Records about charts and figures:
◇ ◇ ◇ ◇ ◇

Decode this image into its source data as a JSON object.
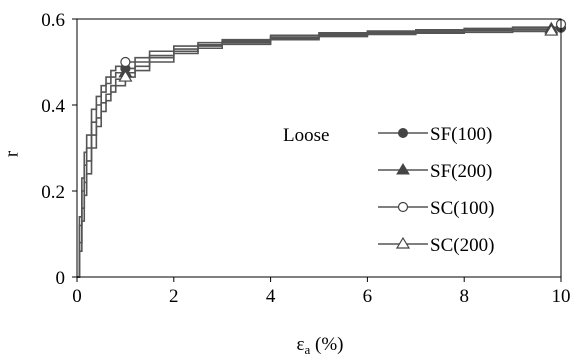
{
  "chart_data": {
    "type": "line",
    "title": "",
    "xlabel_symbol": "ε",
    "xlabel_sub": "a",
    "xlabel_unit": " (%)",
    "ylabel": "r",
    "xlim": [
      0,
      10
    ],
    "ylim": [
      0,
      0.6
    ],
    "xticks": [
      "0",
      "2",
      "4",
      "6",
      "8",
      "10"
    ],
    "yticks": [
      "0",
      "0.2",
      "0.4",
      "0.6"
    ],
    "grid": false,
    "legend_placement": "center-right",
    "annotations": [
      {
        "text": "Loose"
      }
    ],
    "series": [
      {
        "name": "SF(100)",
        "marker": "filled-circle",
        "color": "#555555",
        "x": [
          0,
          0.05,
          0.1,
          0.15,
          0.2,
          0.3,
          0.4,
          0.5,
          0.6,
          0.7,
          0.8,
          1,
          1.2,
          1.5,
          2,
          2.5,
          3,
          4,
          5,
          6,
          7,
          8,
          9,
          10
        ],
        "y": [
          0,
          0.12,
          0.2,
          0.26,
          0.3,
          0.36,
          0.4,
          0.43,
          0.45,
          0.465,
          0.475,
          0.485,
          0.5,
          0.515,
          0.53,
          0.54,
          0.548,
          0.558,
          0.565,
          0.57,
          0.573,
          0.575,
          0.577,
          0.58
        ]
      },
      {
        "name": "SF(200)",
        "marker": "filled-triangle",
        "color": "#555555",
        "x": [
          0,
          0.05,
          0.1,
          0.15,
          0.2,
          0.3,
          0.4,
          0.5,
          0.6,
          0.7,
          0.8,
          1,
          1.2,
          1.5,
          2,
          2.5,
          3,
          4,
          5,
          6,
          7,
          8,
          9,
          9.8
        ],
        "y": [
          0,
          0.08,
          0.16,
          0.22,
          0.27,
          0.33,
          0.37,
          0.405,
          0.425,
          0.445,
          0.46,
          0.475,
          0.49,
          0.51,
          0.525,
          0.537,
          0.545,
          0.555,
          0.562,
          0.567,
          0.57,
          0.573,
          0.575,
          0.577
        ]
      },
      {
        "name": "SC(100)",
        "marker": "open-circle",
        "color": "#555555",
        "x": [
          0,
          0.05,
          0.1,
          0.15,
          0.2,
          0.3,
          0.4,
          0.5,
          0.6,
          0.7,
          0.8,
          1,
          1.2,
          1.5,
          2,
          2.5,
          3,
          4,
          5,
          6,
          7,
          8,
          9,
          10
        ],
        "y": [
          0,
          0.14,
          0.23,
          0.29,
          0.33,
          0.39,
          0.42,
          0.445,
          0.465,
          0.48,
          0.49,
          0.5,
          0.51,
          0.525,
          0.537,
          0.545,
          0.552,
          0.562,
          0.568,
          0.572,
          0.575,
          0.578,
          0.581,
          0.588
        ]
      },
      {
        "name": "SC(200)",
        "marker": "open-triangle",
        "color": "#555555",
        "x": [
          0,
          0.05,
          0.1,
          0.15,
          0.2,
          0.3,
          0.4,
          0.5,
          0.6,
          0.7,
          0.8,
          1,
          1.2,
          1.5,
          2,
          2.5,
          3,
          4,
          5,
          6,
          7,
          8,
          9,
          9.8
        ],
        "y": [
          0,
          0.06,
          0.13,
          0.19,
          0.24,
          0.3,
          0.35,
          0.385,
          0.41,
          0.43,
          0.445,
          0.465,
          0.48,
          0.5,
          0.52,
          0.532,
          0.541,
          0.552,
          0.559,
          0.564,
          0.567,
          0.569,
          0.571,
          0.572
        ]
      }
    ]
  }
}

◇ ◇ ◇ ◇ ◇

Problem description: Copy every line that contains the string "marker".

Solution:
        "marker": "filled-circle",
        "marker": "filled-triangle",
        "marker": "open-circle",
        "marker": "open-triangle",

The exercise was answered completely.